[BEGIN]

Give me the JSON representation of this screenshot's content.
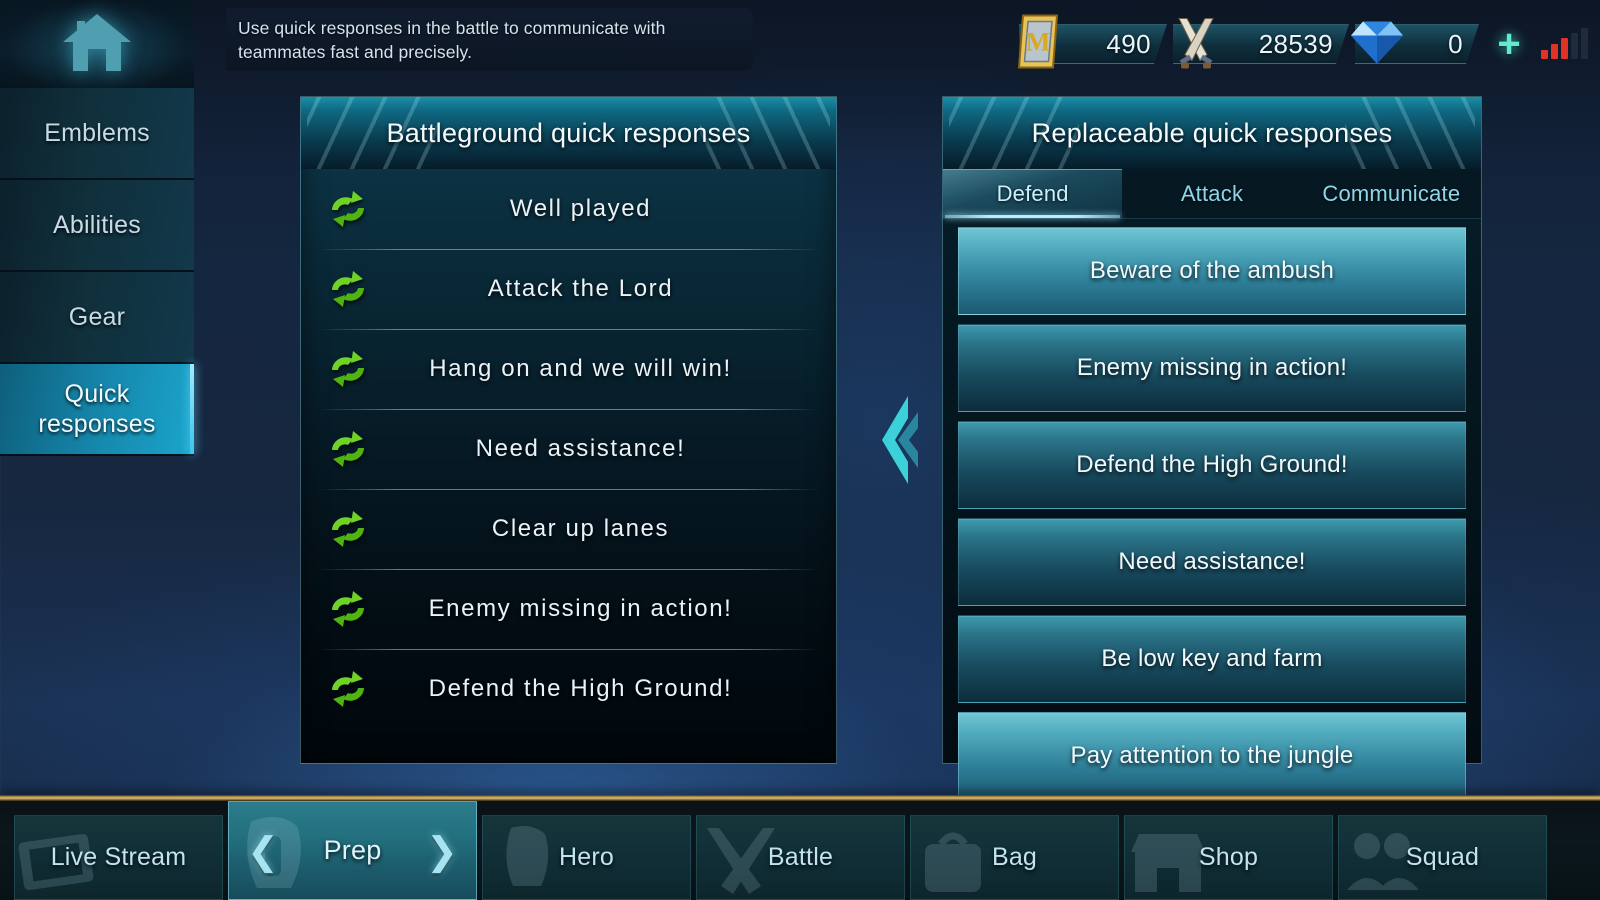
{
  "topbar": {
    "home_icon": "home-icon",
    "tooltip": "Use quick responses in the battle to communicate with teammates fast and precisely.",
    "currencies": [
      {
        "icon": "medal-token-icon",
        "value": "490"
      },
      {
        "icon": "crossed-swords-battle-points-icon",
        "value": "28539"
      },
      {
        "icon": "diamond-gem-icon",
        "value": "0"
      }
    ],
    "plus_label": "+",
    "signal_icon": "signal-bars-icon",
    "signal_bars_lit": 3,
    "signal_bars_total": 5,
    "signal_lit_color": "#e03226",
    "signal_dim_color": "#1e2b3d"
  },
  "sidebar": {
    "items": [
      {
        "label": "Emblems",
        "active": false
      },
      {
        "label": "Abilities",
        "active": false
      },
      {
        "label": "Gear",
        "active": false
      },
      {
        "label": "Quick",
        "label2": "responses",
        "active": true
      }
    ]
  },
  "left_panel": {
    "title": "Battleground quick responses",
    "row_icon": "swap-refresh-arrows-icon",
    "rows": [
      "Well played",
      "Attack the Lord",
      "Hang on and we will win!",
      "Need assistance!",
      "Clear up lanes",
      "Enemy missing in action!",
      "Defend the High Ground!"
    ]
  },
  "center": {
    "icon": "double-chevron-left-icon"
  },
  "right_panel": {
    "title": "Replaceable quick responses",
    "tabs": [
      {
        "label": "Defend",
        "active": true
      },
      {
        "label": "Attack",
        "active": false
      },
      {
        "label": "Communicate",
        "active": false
      }
    ],
    "items": [
      {
        "label": "Beware of the ambush",
        "highlighted": true
      },
      {
        "label": "Enemy missing in action!",
        "highlighted": false
      },
      {
        "label": "Defend the High Ground!",
        "highlighted": false
      },
      {
        "label": "Need assistance!",
        "highlighted": false
      },
      {
        "label": "Be low key and farm",
        "highlighted": false
      },
      {
        "label": "Pay attention to the jungle",
        "highlighted": true
      }
    ]
  },
  "bottom_nav": {
    "items": [
      {
        "label": "Live Stream",
        "active": false,
        "watermark": "tv-screen-icon"
      },
      {
        "label": "Prep",
        "active": true,
        "watermark": "helmet-icon"
      },
      {
        "label": "Hero",
        "active": false,
        "watermark": "hero-bust-icon"
      },
      {
        "label": "Battle",
        "active": false,
        "watermark": "crossed-swords-icon"
      },
      {
        "label": "Bag",
        "active": false,
        "watermark": "backpack-icon"
      },
      {
        "label": "Shop",
        "active": false,
        "watermark": "storefront-icon"
      },
      {
        "label": "Squad",
        "active": false,
        "watermark": "squad-banner-icon"
      }
    ],
    "arrow_left": "❮",
    "arrow_right": "❯"
  },
  "colors": {
    "accent_cyan": "#1ba5cc",
    "panel_border": "#82cde1",
    "green_icon": "#5ec918",
    "gold_divider": "#d8bd7e"
  }
}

[END]

▸ **Stated task**: Each line above is to be copied verbatim. Drop any image from the copy.

▸ **In response**:
Give me the JSON representation of this screenshot's content.
{
  "topbar": {
    "home_icon": "home-icon",
    "tooltip": "Use quick responses in the battle to communicate with teammates fast and precisely.",
    "currencies": [
      {
        "icon": "medal-token-icon",
        "value": "490"
      },
      {
        "icon": "crossed-swords-battle-points-icon",
        "value": "28539"
      },
      {
        "icon": "diamond-gem-icon",
        "value": "0"
      }
    ],
    "plus_label": "+",
    "signal_icon": "signal-bars-icon",
    "signal_bars_lit": 3,
    "signal_bars_total": 5,
    "signal_lit_color": "#e03226",
    "signal_dim_color": "#1e2b3d"
  },
  "sidebar": {
    "items": [
      {
        "label": "Emblems",
        "active": false
      },
      {
        "label": "Abilities",
        "active": false
      },
      {
        "label": "Gear",
        "active": false
      },
      {
        "label": "Quick",
        "label2": "responses",
        "active": true
      }
    ]
  },
  "left_panel": {
    "title": "Battleground quick responses",
    "row_icon": "swap-refresh-arrows-icon",
    "rows": [
      "Well played",
      "Attack the Lord",
      "Hang on and we will win!",
      "Need assistance!",
      "Clear up lanes",
      "Enemy missing in action!",
      "Defend the High Ground!"
    ]
  },
  "center": {
    "icon": "double-chevron-left-icon"
  },
  "right_panel": {
    "title": "Replaceable quick responses",
    "tabs": [
      {
        "label": "Defend",
        "active": true
      },
      {
        "label": "Attack",
        "active": false
      },
      {
        "label": "Communicate",
        "active": false
      }
    ],
    "items": [
      {
        "label": "Beware of the ambush",
        "highlighted": true
      },
      {
        "label": "Enemy missing in action!",
        "highlighted": false
      },
      {
        "label": "Defend the High Ground!",
        "highlighted": false
      },
      {
        "label": "Need assistance!",
        "highlighted": false
      },
      {
        "label": "Be low key and farm",
        "highlighted": false
      },
      {
        "label": "Pay attention to the jungle",
        "highlighted": true
      }
    ]
  },
  "bottom_nav": {
    "items": [
      {
        "label": "Live Stream",
        "active": false,
        "watermark": "tv-screen-icon"
      },
      {
        "label": "Prep",
        "active": true,
        "watermark": "helmet-icon"
      },
      {
        "label": "Hero",
        "active": false,
        "watermark": "hero-bust-icon"
      },
      {
        "label": "Battle",
        "active": false,
        "watermark": "crossed-swords-icon"
      },
      {
        "label": "Bag",
        "active": false,
        "watermark": "backpack-icon"
      },
      {
        "label": "Shop",
        "active": false,
        "watermark": "storefront-icon"
      },
      {
        "label": "Squad",
        "active": false,
        "watermark": "squad-banner-icon"
      }
    ],
    "arrow_left": "❮",
    "arrow_right": "❯"
  },
  "colors": {
    "accent_cyan": "#1ba5cc",
    "panel_border": "#82cde1",
    "green_icon": "#5ec918",
    "gold_divider": "#d8bd7e"
  }
}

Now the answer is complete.